───── Records for the task
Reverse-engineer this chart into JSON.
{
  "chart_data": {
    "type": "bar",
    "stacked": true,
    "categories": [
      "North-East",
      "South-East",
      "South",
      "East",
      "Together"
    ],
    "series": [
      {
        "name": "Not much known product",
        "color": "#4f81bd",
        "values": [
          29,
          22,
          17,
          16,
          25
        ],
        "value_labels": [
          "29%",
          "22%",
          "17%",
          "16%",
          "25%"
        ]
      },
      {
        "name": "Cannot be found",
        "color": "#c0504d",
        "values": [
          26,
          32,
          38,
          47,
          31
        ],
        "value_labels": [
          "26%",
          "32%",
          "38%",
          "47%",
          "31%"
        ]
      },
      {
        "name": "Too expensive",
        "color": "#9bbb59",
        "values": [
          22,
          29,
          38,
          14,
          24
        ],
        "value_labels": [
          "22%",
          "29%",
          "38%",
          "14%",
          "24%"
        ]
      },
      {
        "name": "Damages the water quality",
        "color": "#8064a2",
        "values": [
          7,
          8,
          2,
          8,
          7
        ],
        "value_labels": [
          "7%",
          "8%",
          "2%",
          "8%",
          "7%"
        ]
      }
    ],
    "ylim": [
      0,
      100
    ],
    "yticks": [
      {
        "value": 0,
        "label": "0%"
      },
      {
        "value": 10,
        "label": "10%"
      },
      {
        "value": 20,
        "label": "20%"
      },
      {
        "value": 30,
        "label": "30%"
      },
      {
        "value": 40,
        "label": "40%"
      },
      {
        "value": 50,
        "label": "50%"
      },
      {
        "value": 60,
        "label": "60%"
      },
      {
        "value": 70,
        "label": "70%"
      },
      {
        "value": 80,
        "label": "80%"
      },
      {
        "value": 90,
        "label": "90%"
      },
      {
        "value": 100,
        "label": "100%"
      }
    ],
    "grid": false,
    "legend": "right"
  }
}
──────────
(Task requirements) Repeat every entry exactly, please.

(The answer)
Reverse-engineer this chart into JSON.
{
  "chart_data": {
    "type": "bar",
    "stacked": true,
    "categories": [
      "North-East",
      "South-East",
      "South",
      "East",
      "Together"
    ],
    "series": [
      {
        "name": "Not much known product",
        "color": "#4f81bd",
        "values": [
          29,
          22,
          17,
          16,
          25
        ],
        "value_labels": [
          "29%",
          "22%",
          "17%",
          "16%",
          "25%"
        ]
      },
      {
        "name": "Cannot be found",
        "color": "#c0504d",
        "values": [
          26,
          32,
          38,
          47,
          31
        ],
        "value_labels": [
          "26%",
          "32%",
          "38%",
          "47%",
          "31%"
        ]
      },
      {
        "name": "Too expensive",
        "color": "#9bbb59",
        "values": [
          22,
          29,
          38,
          14,
          24
        ],
        "value_labels": [
          "22%",
          "29%",
          "38%",
          "14%",
          "24%"
        ]
      },
      {
        "name": "Damages the water quality",
        "color": "#8064a2",
        "values": [
          7,
          8,
          2,
          8,
          7
        ],
        "value_labels": [
          "7%",
          "8%",
          "2%",
          "8%",
          "7%"
        ]
      }
    ],
    "ylim": [
      0,
      100
    ],
    "yticks": [
      {
        "value": 0,
        "label": "0%"
      },
      {
        "value": 10,
        "label": "10%"
      },
      {
        "value": 20,
        "label": "20%"
      },
      {
        "value": 30,
        "label": "30%"
      },
      {
        "value": 40,
        "label": "40%"
      },
      {
        "value": 50,
        "label": "50%"
      },
      {
        "value": 60,
        "label": "60%"
      },
      {
        "value": 70,
        "label": "70%"
      },
      {
        "value": 80,
        "label": "80%"
      },
      {
        "value": 90,
        "label": "90%"
      },
      {
        "value": 100,
        "label": "100%"
      }
    ],
    "grid": false,
    "legend": "right"
  }
}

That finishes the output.